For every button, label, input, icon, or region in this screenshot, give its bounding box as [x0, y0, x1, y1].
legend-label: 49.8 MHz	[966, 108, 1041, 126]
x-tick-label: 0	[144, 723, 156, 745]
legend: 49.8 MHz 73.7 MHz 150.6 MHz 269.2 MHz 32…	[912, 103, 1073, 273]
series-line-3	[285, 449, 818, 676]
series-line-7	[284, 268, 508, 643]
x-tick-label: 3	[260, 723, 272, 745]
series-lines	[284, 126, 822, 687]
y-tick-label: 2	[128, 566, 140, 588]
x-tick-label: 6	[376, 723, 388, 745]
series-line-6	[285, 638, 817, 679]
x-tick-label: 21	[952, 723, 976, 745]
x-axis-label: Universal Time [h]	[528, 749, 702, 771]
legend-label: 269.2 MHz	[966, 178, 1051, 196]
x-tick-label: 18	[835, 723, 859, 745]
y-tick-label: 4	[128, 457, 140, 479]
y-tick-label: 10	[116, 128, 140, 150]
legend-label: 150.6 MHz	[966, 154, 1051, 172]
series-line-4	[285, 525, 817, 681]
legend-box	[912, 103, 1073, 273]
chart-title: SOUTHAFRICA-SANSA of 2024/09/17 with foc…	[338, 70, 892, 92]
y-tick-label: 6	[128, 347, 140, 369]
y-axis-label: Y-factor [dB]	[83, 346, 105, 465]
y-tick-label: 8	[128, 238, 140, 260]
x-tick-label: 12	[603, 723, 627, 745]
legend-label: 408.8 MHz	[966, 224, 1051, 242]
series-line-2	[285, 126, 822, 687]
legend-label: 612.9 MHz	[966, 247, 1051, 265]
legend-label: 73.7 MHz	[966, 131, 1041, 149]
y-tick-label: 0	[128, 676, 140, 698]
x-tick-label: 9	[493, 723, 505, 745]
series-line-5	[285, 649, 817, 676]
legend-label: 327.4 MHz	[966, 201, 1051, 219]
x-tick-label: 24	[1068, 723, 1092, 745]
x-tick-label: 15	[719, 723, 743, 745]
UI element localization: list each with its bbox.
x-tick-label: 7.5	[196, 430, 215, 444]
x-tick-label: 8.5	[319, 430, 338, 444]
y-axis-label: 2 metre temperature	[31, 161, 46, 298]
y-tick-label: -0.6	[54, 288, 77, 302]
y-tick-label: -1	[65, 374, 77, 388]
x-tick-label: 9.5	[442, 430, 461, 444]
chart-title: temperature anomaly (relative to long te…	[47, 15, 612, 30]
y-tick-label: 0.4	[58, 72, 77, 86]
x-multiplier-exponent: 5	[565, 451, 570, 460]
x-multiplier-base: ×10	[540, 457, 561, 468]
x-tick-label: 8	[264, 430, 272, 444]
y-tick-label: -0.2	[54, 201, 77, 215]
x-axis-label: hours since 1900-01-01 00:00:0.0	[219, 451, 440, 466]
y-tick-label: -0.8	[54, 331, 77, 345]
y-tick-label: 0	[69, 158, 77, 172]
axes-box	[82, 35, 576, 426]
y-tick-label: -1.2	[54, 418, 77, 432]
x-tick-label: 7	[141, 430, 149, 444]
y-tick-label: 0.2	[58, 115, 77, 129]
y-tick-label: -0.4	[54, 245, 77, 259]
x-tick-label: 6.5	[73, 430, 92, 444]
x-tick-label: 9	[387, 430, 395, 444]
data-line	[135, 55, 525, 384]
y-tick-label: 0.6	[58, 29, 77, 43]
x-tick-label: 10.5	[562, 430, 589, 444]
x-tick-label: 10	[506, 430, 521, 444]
○ ○ ○
● STATED GOAL: Could you rewrite the lines above, changing every "legend-label" to "legend-entry" and keeping everything else the same?

● EXERCISE ANSWER:
For every button, label, input, icon, or region in this screenshot, give its bounding box as [x0, y0, x1, y1].
legend-entry: 49.8 MHz	[966, 108, 1041, 126]
x-tick-label: 0	[144, 723, 156, 745]
legend: 49.8 MHz 73.7 MHz 150.6 MHz 269.2 MHz 32…	[912, 103, 1073, 273]
series-line-3	[285, 449, 818, 676]
series-line-7	[284, 268, 508, 643]
x-tick-label: 3	[260, 723, 272, 745]
series-lines	[284, 126, 822, 687]
y-tick-label: 2	[128, 566, 140, 588]
x-tick-label: 6	[376, 723, 388, 745]
series-line-6	[285, 638, 817, 679]
x-tick-label: 21	[952, 723, 976, 745]
x-axis-label: Universal Time [h]	[528, 749, 702, 771]
legend-entry: 269.2 MHz	[966, 178, 1051, 196]
x-tick-label: 18	[835, 723, 859, 745]
y-tick-label: 4	[128, 457, 140, 479]
y-tick-label: 10	[116, 128, 140, 150]
legend-entry: 150.6 MHz	[966, 154, 1051, 172]
series-line-4	[285, 525, 817, 681]
legend-box	[912, 103, 1073, 273]
chart-title: SOUTHAFRICA-SANSA of 2024/09/17 with foc…	[338, 70, 892, 92]
y-tick-label: 6	[128, 347, 140, 369]
y-axis-label: Y-factor [dB]	[83, 346, 105, 465]
y-tick-label: 8	[128, 238, 140, 260]
x-tick-label: 12	[603, 723, 627, 745]
legend-entry: 408.8 MHz	[966, 224, 1051, 242]
series-line-2	[285, 126, 822, 687]
legend-entry: 612.9 MHz	[966, 247, 1051, 265]
legend-entry: 73.7 MHz	[966, 131, 1041, 149]
y-tick-label: 0	[128, 676, 140, 698]
x-tick-label: 9	[493, 723, 505, 745]
series-line-5	[285, 649, 817, 676]
legend-entry: 327.4 MHz	[966, 201, 1051, 219]
x-tick-label: 24	[1068, 723, 1092, 745]
x-tick-label: 15	[719, 723, 743, 745]
UI element localization: list each with its bbox.
x-tick-label: 7.5	[196, 430, 215, 444]
x-tick-label: 8.5	[319, 430, 338, 444]
y-axis-label: 2 metre temperature	[31, 161, 46, 298]
y-tick-label: -0.6	[54, 288, 77, 302]
y-tick-label: -1	[65, 374, 77, 388]
x-tick-label: 9.5	[442, 430, 461, 444]
chart-title: temperature anomaly (relative to long te…	[47, 15, 612, 30]
y-tick-label: 0.4	[58, 72, 77, 86]
x-multiplier-exponent: 5	[565, 451, 570, 460]
x-multiplier-base: ×10	[540, 457, 561, 468]
x-tick-label: 8	[264, 430, 272, 444]
y-tick-label: -0.2	[54, 201, 77, 215]
x-axis-label: hours since 1900-01-01 00:00:0.0	[219, 451, 440, 466]
y-tick-label: -0.8	[54, 331, 77, 345]
y-tick-label: 0	[69, 158, 77, 172]
axes-box	[82, 35, 576, 426]
y-tick-label: -1.2	[54, 418, 77, 432]
x-tick-label: 7	[141, 430, 149, 444]
y-tick-label: 0.2	[58, 115, 77, 129]
y-tick-label: -0.4	[54, 245, 77, 259]
x-tick-label: 6.5	[73, 430, 92, 444]
x-tick-label: 9	[387, 430, 395, 444]
data-line	[135, 55, 525, 384]
y-tick-label: 0.6	[58, 29, 77, 43]
x-tick-label: 10.5	[562, 430, 589, 444]
x-tick-label: 10	[506, 430, 521, 444]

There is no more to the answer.